begin

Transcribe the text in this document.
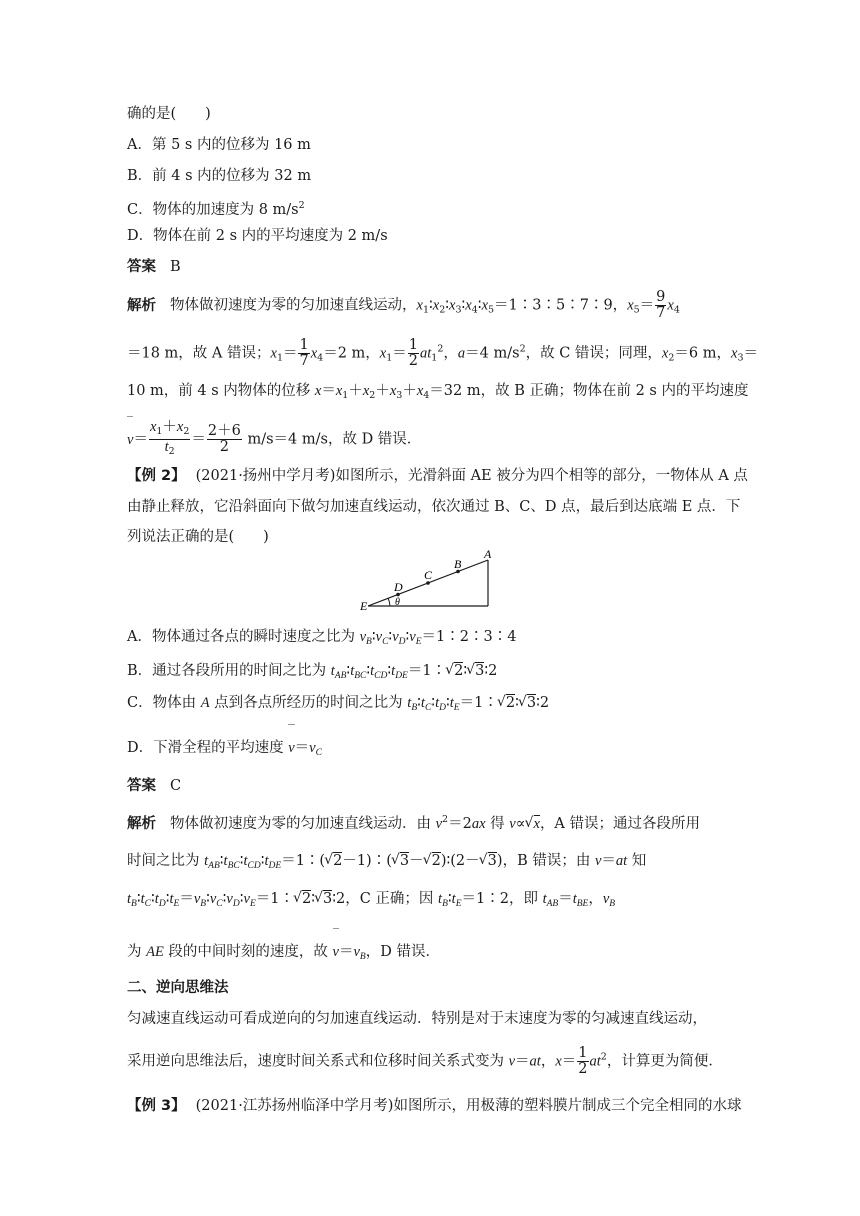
确的是(　　)
A．第 5 s 内的位移为 16 m
B．前 4 s 内的位移为 32 m
C．物体的加速度为 8 $m/s^2$
D．物体在前 2 s 内的平均速度为 2 m/s
答案 B
解析 物体做初速度为零的匀加速直线运动，$x_1∶x_2∶x_3∶x_4∶x_5=1∶3∶5∶7∶9$，$x_5= \frac{9}{7} x_4$
＝18 m，故 A 错误；$x_1= \frac{1}{7} x_4=2$ m，$x_1= \frac{1}{2} at_1^2$，a＝4 $m/s^2$，故 C 错误；同理，$x_2=6$ m，$x_3=$
10 m，前 4 s 内物体的位移 $x=x_1+x_2+x_3+x_4=32$ m，故 B 正确；物体在前 2 s 内的平均速度
$v= \frac{x_1+x_2}{t_2} = \frac{2+6}{2} m/s=4$ m/s，故 D 错误．
【例 2】 (2021·扬州中学月考)如图所示，光滑斜面 AE 被分为四个相等的部分，一物体从 A 点
由静止释放，它沿斜面向下做匀加速直线运动，依次通过 B、C、D 点，最后到达底端 E 点．下
列说法正确的是(　　)
A
B
C
D
E	θ
A．物体通过各点的瞬时速度之比为 $v_B∶v_C∶v_D∶v_E=1∶2∶3∶4$
B．通过各段所用的时间之比为 $t_{AB}∶t_{BC}∶t_{CD}∶t_{DE}=1∶√$ 2∶√ 3∶2
C．物体由 A 点到各点所经历的时间之比为 $t_B∶t_C∶t_D∶t_E=1∶√$ 2∶√ 3∶2
D．下滑全程的平均速度 $v=v_C$
答案 C
解析 物体做初速度为零的匀加速直线运动．由 $v^2=2ax$ 得 v∝√ x，A 错误；通过各段所用
时间之比为 $t_{AB}∶t_{BC}∶t_{CD}∶t_{DE}=1∶(√$ 2－1)∶(√ 3－√ 2)∶(2－√ 3)，B 错误；由 v＝at 知
$t_B∶t_C∶t_D∶t_E=v_B∶v_C∶v_D∶v_E=1∶√$ 2∶√ 3∶2，C 正确；因 $t_B∶t_E=1∶2$，即 $t_{AB}=t_{BE}$，$v_B$
为 AE 段的中间时刻的速度，故 $v=v_B$，D 错误．
二、逆向思维法
匀减速直线运动可看成逆向的匀加速直线运动．特别是对于末速度为零的匀减速直线运动，
采用逆向思维法后，速度时间关系式和位移时间关系式变为 v＝at，$x= \frac{1}{2} at^2$，计算更为简便．
【例 3】 (2021·江苏扬州临泽中学月考)如图所示，用极薄的塑料膜片制成三个完全相同的水球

end

All of the material above needs to be restated exactly, with no pictures.

* Result of this exercise:
Transcribe the text in this document.
确的是(　　)
A．第 5 s 内的位移为 16 m
B．前 4 s 内的位移为 32 m
C．物体的加速度为 8 $m/s^2$
D．物体在前 2 s 内的平均速度为 2 m/s
答案 B
解析 物体做初速度为零的匀加速直线运动，$x_1∶x_2∶x_3∶x_4∶x_5=1∶3∶5∶7∶9$，$x_5= \frac{9}{7} x_4$
＝18 m，故 A 错误；$x_1= \frac{1}{7} x_4=2$ m，$x_1= \frac{1}{2} at_1^2$，a＝4 $m/s^2$，故 C 错误；同理，$x_2=6$ m，$x_3=$
10 m，前 4 s 内物体的位移 $x=x_1+x_2+x_3+x_4=32$ m，故 B 正确；物体在前 2 s 内的平均速度
$v= \frac{x_1+x_2}{t_2} = \frac{2+6}{2} m/s=4$ m/s，故 D 错误．
【例 2】 (2021·扬州中学月考)如图所示，光滑斜面 AE 被分为四个相等的部分，一物体从 A 点
由静止释放，它沿斜面向下做匀加速直线运动，依次通过 B、C、D 点，最后到达底端 E 点．下
列说法正确的是(　　)
A
B
C
D
E	θ
A．物体通过各点的瞬时速度之比为 $v_B∶v_C∶v_D∶v_E=1∶2∶3∶4$
B．通过各段所用的时间之比为 $t_{AB}∶t_{BC}∶t_{CD}∶t_{DE}=1∶√$ 2∶√ 3∶2
C．物体由 A 点到各点所经历的时间之比为 $t_B∶t_C∶t_D∶t_E=1∶√$ 2∶√ 3∶2
D．下滑全程的平均速度 $v=v_C$
答案 C
解析 物体做初速度为零的匀加速直线运动．由 $v^2=2ax$ 得 v∝√ x，A 错误；通过各段所用
时间之比为 $t_{AB}∶t_{BC}∶t_{CD}∶t_{DE}=1∶(√$ 2－1)∶(√ 3－√ 2)∶(2－√ 3)，B 错误；由 v＝at 知
$t_B∶t_C∶t_D∶t_E=v_B∶v_C∶v_D∶v_E=1∶√$ 2∶√ 3∶2，C 正确；因 $t_B∶t_E=1∶2$，即 $t_{AB}=t_{BE}$，$v_B$
为 AE 段的中间时刻的速度，故 $v=v_B$，D 错误．
二、逆向思维法
匀减速直线运动可看成逆向的匀加速直线运动．特别是对于末速度为零的匀减速直线运动，
采用逆向思维法后，速度时间关系式和位移时间关系式变为 v＝at，$x= \frac{1}{2} at^2$，计算更为简便．
【例 3】 (2021·江苏扬州临泽中学月考)如图所示，用极薄的塑料膜片制成三个完全相同的水球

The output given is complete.